> **WHAT YOU WILL DO**
Exactly reproduce each line of the listing that follows.

> **RECORDS FOR THIS TASK**

--*--

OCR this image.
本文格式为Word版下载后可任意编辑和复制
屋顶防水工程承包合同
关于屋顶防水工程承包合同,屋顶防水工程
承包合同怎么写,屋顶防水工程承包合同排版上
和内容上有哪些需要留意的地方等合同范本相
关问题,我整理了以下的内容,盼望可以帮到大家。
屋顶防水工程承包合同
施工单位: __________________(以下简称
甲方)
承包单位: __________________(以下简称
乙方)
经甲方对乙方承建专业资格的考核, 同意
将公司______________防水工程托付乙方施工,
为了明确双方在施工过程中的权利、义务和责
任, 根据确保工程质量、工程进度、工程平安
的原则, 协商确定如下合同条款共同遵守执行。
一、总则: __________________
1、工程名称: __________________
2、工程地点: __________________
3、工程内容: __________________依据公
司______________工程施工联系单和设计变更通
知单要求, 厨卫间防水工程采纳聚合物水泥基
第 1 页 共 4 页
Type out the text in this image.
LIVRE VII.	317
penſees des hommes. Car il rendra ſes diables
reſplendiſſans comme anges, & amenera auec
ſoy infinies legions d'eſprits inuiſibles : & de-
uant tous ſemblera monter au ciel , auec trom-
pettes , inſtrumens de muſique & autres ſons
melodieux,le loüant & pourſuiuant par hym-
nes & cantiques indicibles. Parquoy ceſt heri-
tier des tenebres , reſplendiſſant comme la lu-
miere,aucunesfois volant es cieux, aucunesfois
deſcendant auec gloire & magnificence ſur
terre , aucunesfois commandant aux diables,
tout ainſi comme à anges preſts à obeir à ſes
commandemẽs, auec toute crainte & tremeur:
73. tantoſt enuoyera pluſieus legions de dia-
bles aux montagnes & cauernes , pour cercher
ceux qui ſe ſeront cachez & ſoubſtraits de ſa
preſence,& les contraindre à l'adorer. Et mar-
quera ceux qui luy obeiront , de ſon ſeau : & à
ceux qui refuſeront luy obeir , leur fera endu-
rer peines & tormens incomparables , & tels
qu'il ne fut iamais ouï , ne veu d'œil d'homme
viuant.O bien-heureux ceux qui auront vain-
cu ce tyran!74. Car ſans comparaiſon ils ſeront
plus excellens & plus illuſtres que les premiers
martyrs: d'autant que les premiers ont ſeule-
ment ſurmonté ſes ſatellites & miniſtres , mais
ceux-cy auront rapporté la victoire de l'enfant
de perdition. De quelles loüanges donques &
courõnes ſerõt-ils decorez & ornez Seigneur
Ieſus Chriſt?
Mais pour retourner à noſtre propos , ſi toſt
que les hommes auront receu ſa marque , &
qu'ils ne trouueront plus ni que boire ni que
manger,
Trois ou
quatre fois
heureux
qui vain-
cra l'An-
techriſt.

--*--

> **PROBLEM SOLUTION**
OCR this image.
本文格式为Word版下载后可任意编辑和复制
屋顶防水工程承包合同
关于屋顶防水工程承包合同,屋顶防水工程
承包合同怎么写,屋顶防水工程承包合同排版上
和内容上有哪些需要留意的地方等合同范本相
关问题,我整理了以下的内容,盼望可以帮到大家。
屋顶防水工程承包合同
施工单位: __________________(以下简称
甲方)
承包单位: __________________(以下简称
乙方)
经甲方对乙方承建专业资格的考核, 同意
将公司______________防水工程托付乙方施工,
为了明确双方在施工过程中的权利、义务和责
任, 根据确保工程质量、工程进度、工程平安
的原则, 协商确定如下合同条款共同遵守执行。
一、总则: __________________
1、工程名称: __________________
2、工程地点: __________________
3、工程内容: __________________依据公
司______________工程施工联系单和设计变更通
知单要求, 厨卫间防水工程采纳聚合物水泥基
第 1 页 共 4 页
Type out the text in this image.
LIVRE VII.	317
penſees des hommes. Car il rendra ſes diables
reſplendiſſans comme anges, & amenera auec
ſoy infinies legions d'eſprits inuiſibles : & de-
uant tous ſemblera monter au ciel , auec trom-
pettes , inſtrumens de muſique & autres ſons
melodieux,le loüant & pourſuiuant par hym-
nes & cantiques indicibles. Parquoy ceſt heri-
tier des tenebres , reſplendiſſant comme la lu-
miere,aucunesfois volant es cieux, aucunesfois
deſcendant auec gloire & magnificence ſur
terre , aucunesfois commandant aux diables,
tout ainſi comme à anges preſts à obeir à ſes
commandemẽs, auec toute crainte & tremeur:
73. tantoſt enuoyera pluſieus legions de dia-
bles aux montagnes & cauernes , pour cercher
ceux qui ſe ſeront cachez & ſoubſtraits de ſa
preſence,& les contraindre à l'adorer. Et mar-
quera ceux qui luy obeiront , de ſon ſeau : & à
ceux qui refuſeront luy obeir , leur fera endu-
rer peines & tormens incomparables , & tels
qu'il ne fut iamais ouï , ne veu d'œil d'homme
viuant.O bien-heureux ceux qui auront vain-
cu ce tyran!74. Car ſans comparaiſon ils ſeront
plus excellens & plus illuſtres que les premiers
martyrs: d'autant que les premiers ont ſeule-
ment ſurmonté ſes ſatellites & miniſtres , mais
ceux-cy auront rapporté la victoire de l'enfant
de perdition. De quelles loüanges donques &
courõnes ſerõt-ils decorez & ornez Seigneur
Ieſus Chriſt?
Mais pour retourner à noſtre propos , ſi toſt
que les hommes auront receu ſa marque , &
qu'ils ne trouueront plus ni que boire ni que
manger,
Trois ou
quatre fois
heureux
qui vain-
cra l'An-
techriſt.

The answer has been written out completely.